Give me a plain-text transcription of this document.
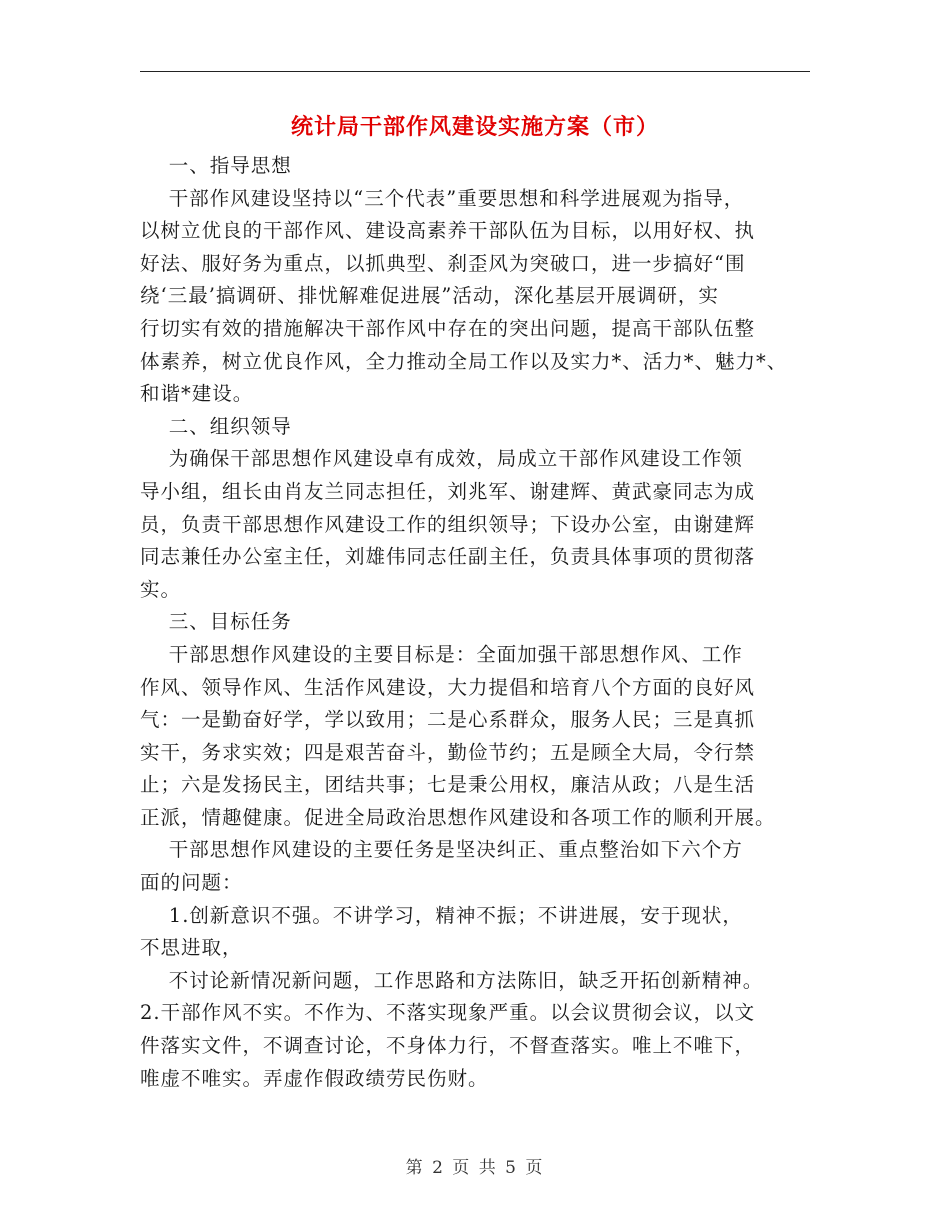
统计局干部作风建设实施方案（市）

一、指导思想

干部作风建设坚持以“三个代表”重要思想和科学进展观为指导，

以树立优良的干部作风、建设高素养干部队伍为目标，以用好权、执

好法、服好务为重点，以抓典型、刹歪风为突破口，进一步搞好“围

绕‘三最’搞调研、排忧解难促进展”活动，深化基层开展调研，实

行切实有效的措施解决干部作风中存在的突出问题，提高干部队伍整

体素养，树立优良作风，全力推动全局工作以及实力*、活力*、魅力*、

和谐*建设。

二、组织领导

为确保干部思想作风建设卓有成效，局成立干部作风建设工作领

导小组，组长由肖友兰同志担任，刘兆军、谢建辉、黄武豪同志为成

员，负责干部思想作风建设工作的组织领导；下设办公室，由谢建辉

同志兼任办公室主任，刘雄伟同志任副主任，负责具体事项的贯彻落

实。

三、目标任务

干部思想作风建设的主要目标是：全面加强干部思想作风、工作

作风、领导作风、生活作风建设，大力提倡和培育八个方面的良好风

气：一是勤奋好学，学以致用；二是心系群众，服务人民；三是真抓

实干，务求实效；四是艰苦奋斗，勤俭节约；五是顾全大局，令行禁

止；六是发扬民主，团结共事；七是秉公用权，廉洁从政；八是生活

正派，情趣健康。促进全局政治思想作风建设和各项工作的顺利开展。

干部思想作风建设的主要任务是坚决纠正、重点整治如下六个方

面的问题：

1.创新意识不强。不讲学习，精神不振；不讲进展，安于现状，

不思进取，

不讨论新情况新问题，工作思路和方法陈旧，缺乏开拓创新精神。

2.干部作风不实。不作为、不落实现象严重。以会议贯彻会议，以文

件落实文件，不调查讨论，不身体力行，不督查落实。唯上不唯下，

唯虚不唯实。弄虚作假政绩劳民伤财。

第 2 页 共 5 页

**WHAT YOU ARE ASKED TO DO:**
Above are the records; reproduce them exactly and leave out the pictures.

**RESPONSE:**
Give me a plain-text transcription of this document.
统计局干部作风建设实施方案（市）

一、指导思想

干部作风建设坚持以“三个代表”重要思想和科学进展观为指导，

以树立优良的干部作风、建设高素养干部队伍为目标，以用好权、执

好法、服好务为重点，以抓典型、刹歪风为突破口，进一步搞好“围

绕‘三最’搞调研、排忧解难促进展”活动，深化基层开展调研，实

行切实有效的措施解决干部作风中存在的突出问题，提高干部队伍整

体素养，树立优良作风，全力推动全局工作以及实力*、活力*、魅力*、

和谐*建设。

二、组织领导

为确保干部思想作风建设卓有成效，局成立干部作风建设工作领

导小组，组长由肖友兰同志担任，刘兆军、谢建辉、黄武豪同志为成

员，负责干部思想作风建设工作的组织领导；下设办公室，由谢建辉

同志兼任办公室主任，刘雄伟同志任副主任，负责具体事项的贯彻落

实。

三、目标任务

干部思想作风建设的主要目标是：全面加强干部思想作风、工作

作风、领导作风、生活作风建设，大力提倡和培育八个方面的良好风

气：一是勤奋好学，学以致用；二是心系群众，服务人民；三是真抓

实干，务求实效；四是艰苦奋斗，勤俭节约；五是顾全大局，令行禁

止；六是发扬民主，团结共事；七是秉公用权，廉洁从政；八是生活

正派，情趣健康。促进全局政治思想作风建设和各项工作的顺利开展。

干部思想作风建设的主要任务是坚决纠正、重点整治如下六个方

面的问题：

1.创新意识不强。不讲学习，精神不振；不讲进展，安于现状，

不思进取，

不讨论新情况新问题，工作思路和方法陈旧，缺乏开拓创新精神。

2.干部作风不实。不作为、不落实现象严重。以会议贯彻会议，以文

件落实文件，不调查讨论，不身体力行，不督查落实。唯上不唯下，

唯虚不唯实。弄虚作假政绩劳民伤财。

第 2 页 共 5 页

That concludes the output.